Copy the lines holding the word "position", all of them.

::::

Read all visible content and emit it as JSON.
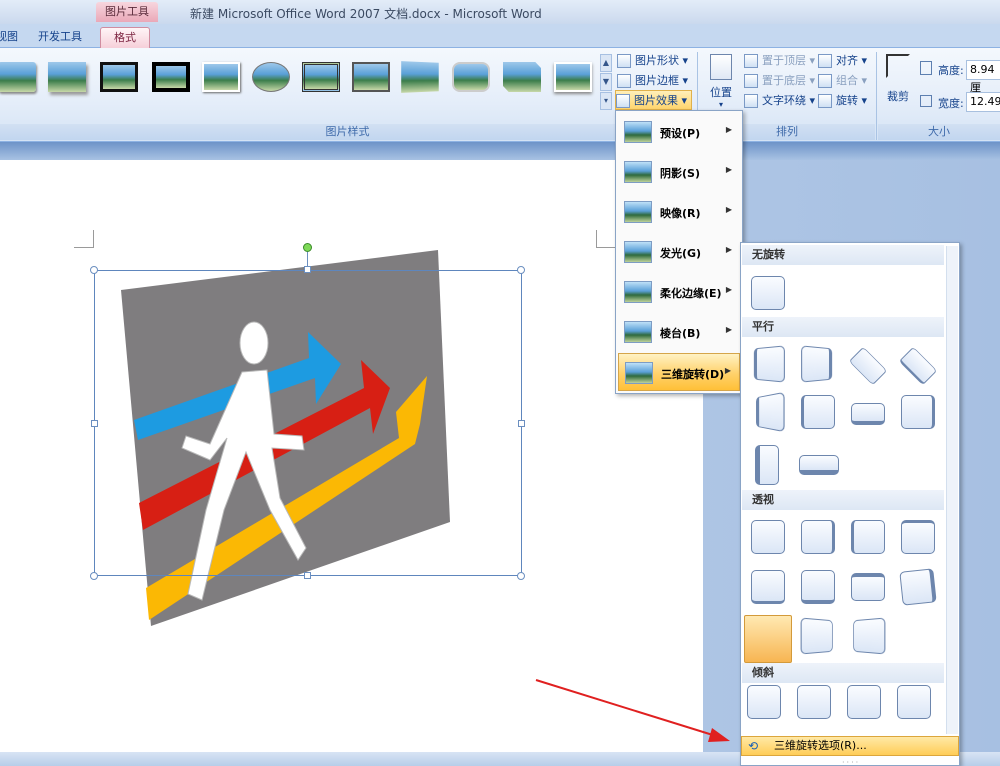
{
  "window": {
    "title": "新建 Microsoft Office Word 2007 文档.docx - Microsoft Word",
    "context_tab_group": "图片工具"
  },
  "tabs": [
    "视图",
    "开发工具",
    "格式"
  ],
  "ribbon": {
    "picture_styles": {
      "label": "图片样式",
      "buttons": {
        "shape": "图片形状",
        "border": "图片边框",
        "effects": "图片效果"
      }
    },
    "arrange": {
      "label": "排列",
      "position": "位置",
      "bring_front": "置于顶层",
      "send_back": "置于底层",
      "text_wrap": "文字环绕",
      "align": "对齐",
      "group": "组合",
      "rotate": "旋转"
    },
    "size": {
      "label": "大小",
      "crop": "裁剪",
      "height_label": "高度:",
      "height_value": "8.94 厘",
      "width_label": "宽度:",
      "width_value": "12.49"
    }
  },
  "effects_menu": [
    {
      "label": "预设(P)"
    },
    {
      "label": "阴影(S)"
    },
    {
      "label": "映像(R)"
    },
    {
      "label": "发光(G)"
    },
    {
      "label": "柔化边缘(E)"
    },
    {
      "label": "棱台(B)"
    },
    {
      "label": "三维旋转(D)"
    }
  ],
  "rotation_menu": {
    "sections": {
      "none": "无旋转",
      "parallel": "平行",
      "perspective": "透视",
      "oblique": "倾斜"
    },
    "options": "三维旋转选项(R)..."
  },
  "colors": {
    "accent": "#ffc037",
    "ribbon": "#dbe7f6",
    "arrow": "#e02020"
  }
}
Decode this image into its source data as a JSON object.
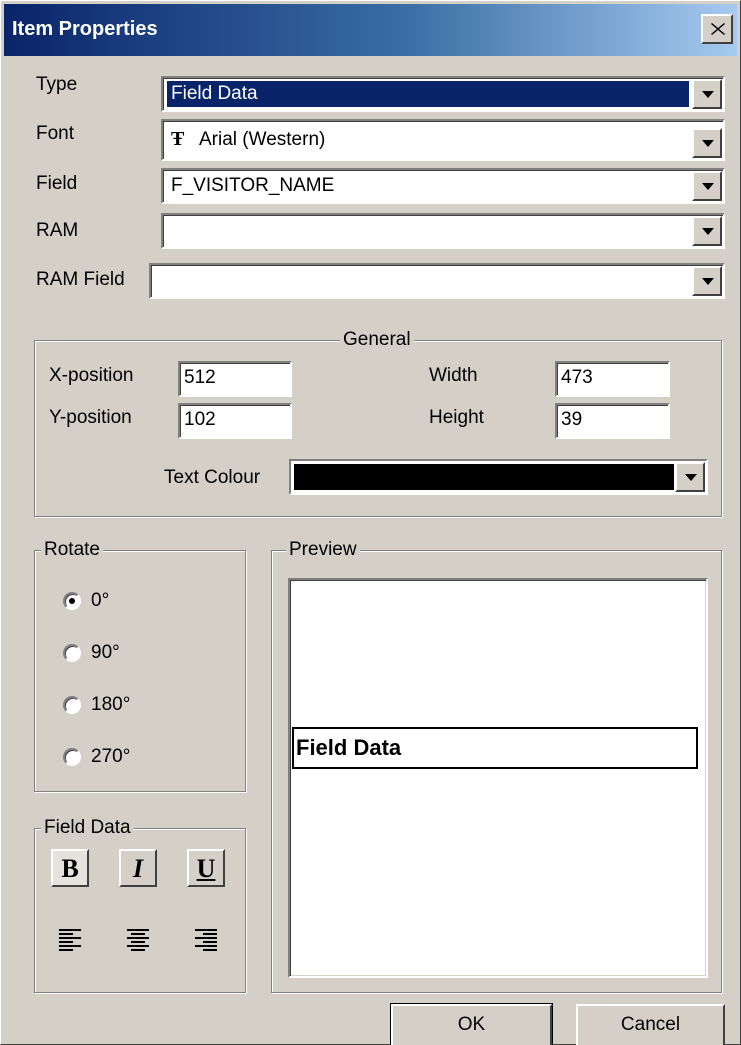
{
  "window": {
    "title": "Item Properties"
  },
  "fields": {
    "type": {
      "label": "Type",
      "value": "Field Data"
    },
    "font": {
      "label": "Font",
      "value": "Arial (Western)",
      "icon": "truetype-font-icon"
    },
    "field": {
      "label": "Field",
      "value": "F_VISITOR_NAME"
    },
    "ram": {
      "label": "RAM",
      "value": ""
    },
    "ram_field": {
      "label": "RAM Field",
      "value": ""
    }
  },
  "general": {
    "title": "General",
    "x_label": "X-position",
    "x_value": "512",
    "y_label": "Y-position",
    "y_value": "102",
    "width_label": "Width",
    "width_value": "473",
    "height_label": "Height",
    "height_value": "39",
    "text_colour_label": "Text Colour",
    "text_colour": "#000000"
  },
  "rotate": {
    "title": "Rotate",
    "options": [
      "0°",
      "90°",
      "180°",
      "270°"
    ],
    "selected": "0°"
  },
  "field_data": {
    "title": "Field Data",
    "bold": "B",
    "italic": "I",
    "underline": "U",
    "bold_pressed": true,
    "align": [
      "align-left-icon",
      "align-center-icon",
      "align-right-icon"
    ]
  },
  "preview": {
    "title": "Preview",
    "text": "Field Data"
  },
  "buttons": {
    "ok": "OK",
    "cancel": "Cancel"
  }
}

::::

- Final answer -
      "position": "位置",
    "x_label": "X-position",
    "y_label": "Y-position",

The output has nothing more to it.